[Saved entries]
==*==

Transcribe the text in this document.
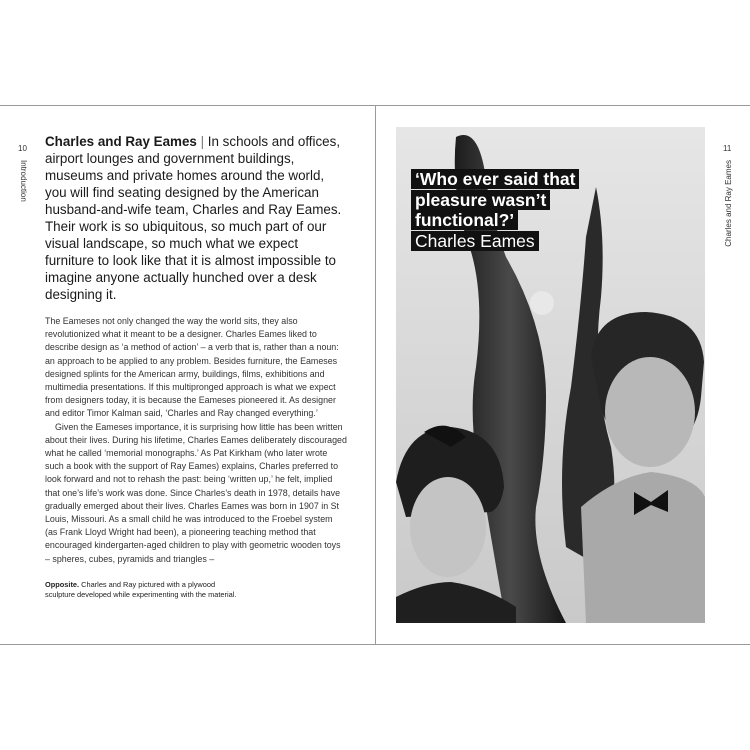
10
Introduction
Charles and Ray Eames | In schools and offices, airport lounges and government buildings, museums and private homes around the world, you will find seating designed by the American husband-and-wife team, Charles and Ray Eames. Their work is so ubiquitous, so much part of our visual landscape, so much what we expect furniture to look like that it is almost impossible to imagine anyone actually hunched over a desk designing it.

The Eameses not only changed the way the world sits, they also revolutionized what it meant to be a designer. Charles Eames liked to describe design as ‘a method of action’ – a verb that is, rather than a noun: an approach to be applied to any problem. Besides furniture, the Eameses designed splints for the American army, buildings, films, exhibitions and multimedia presentations. If this multipronged approach is what we expect from designers today, it is because the Eameses pioneered it. As designer and editor Timor Kalman said, ‘Charles and Ray changed everything.’

Given the Eameses importance, it is surprising how little has been written about their lives. During his lifetime, Charles Eames deliberately discouraged what he called ‘memorial monographs.’ As Pat Kirkham (who later wrote such a book with the support of Ray Eames) explains, Charles preferred to look forward and not to rehash the past: being ‘written up,’ he felt, implied that one’s life’s work was done. Since Charles’s death in 1978, details have gradually emerged about their lives. Charles Eames was born in 1907 in St Louis, Missouri. As a small child he was introduced to the Froebel system (as Frank Lloyd Wright had been), a pioneering teaching method that encouraged kindergarten-aged children to play with geometric wooden toys – spheres, cubes, pyramids and triangles –

Opposite. Charles and Ray pictured with a plywood sculpture developed while experimenting with the material.
‘Who ever said that
pleasure wasn’t
functional?’
Charles Eames
11
Charles and Ray Eames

==*==

▶ **Stated task**
Reproduce each line exactly as it appears, omitting the pictures.

▶ **Written answer**
Transcribe the text in this document.
10
Introduction
Charles and Ray Eames | In schools and offices, airport lounges and government buildings, museums and private homes around the world, you will find seating designed by the American husband-and-wife team, Charles and Ray Eames. Their work is so ubiquitous, so much part of our visual landscape, so much what we expect furniture to look like that it is almost impossible to imagine anyone actually hunched over a desk designing it.

The Eameses not only changed the way the world sits, they also revolutionized what it meant to be a designer. Charles Eames liked to describe design as ‘a method of action’ – a verb that is, rather than a noun: an approach to be applied to any problem. Besides furniture, the Eameses designed splints for the American army, buildings, films, exhibitions and multimedia presentations. If this multipronged approach is what we expect from designers today, it is because the Eameses pioneered it. As designer and editor Timor Kalman said, ‘Charles and Ray changed everything.’

Given the Eameses importance, it is surprising how little has been written about their lives. During his lifetime, Charles Eames deliberately discouraged what he called ‘memorial monographs.’ As Pat Kirkham (who later wrote such a book with the support of Ray Eames) explains, Charles preferred to look forward and not to rehash the past: being ‘written up,’ he felt, implied that one’s life’s work was done. Since Charles’s death in 1978, details have gradually emerged about their lives. Charles Eames was born in 1907 in St Louis, Missouri. As a small child he was introduced to the Froebel system (as Frank Lloyd Wright had been), a pioneering teaching method that encouraged kindergarten-aged children to play with geometric wooden toys – spheres, cubes, pyramids and triangles –

Opposite. Charles and Ray pictured with a plywood sculpture developed while experimenting with the material.
‘Who ever said that
pleasure wasn’t
functional?’
Charles Eames
11
Charles and Ray Eames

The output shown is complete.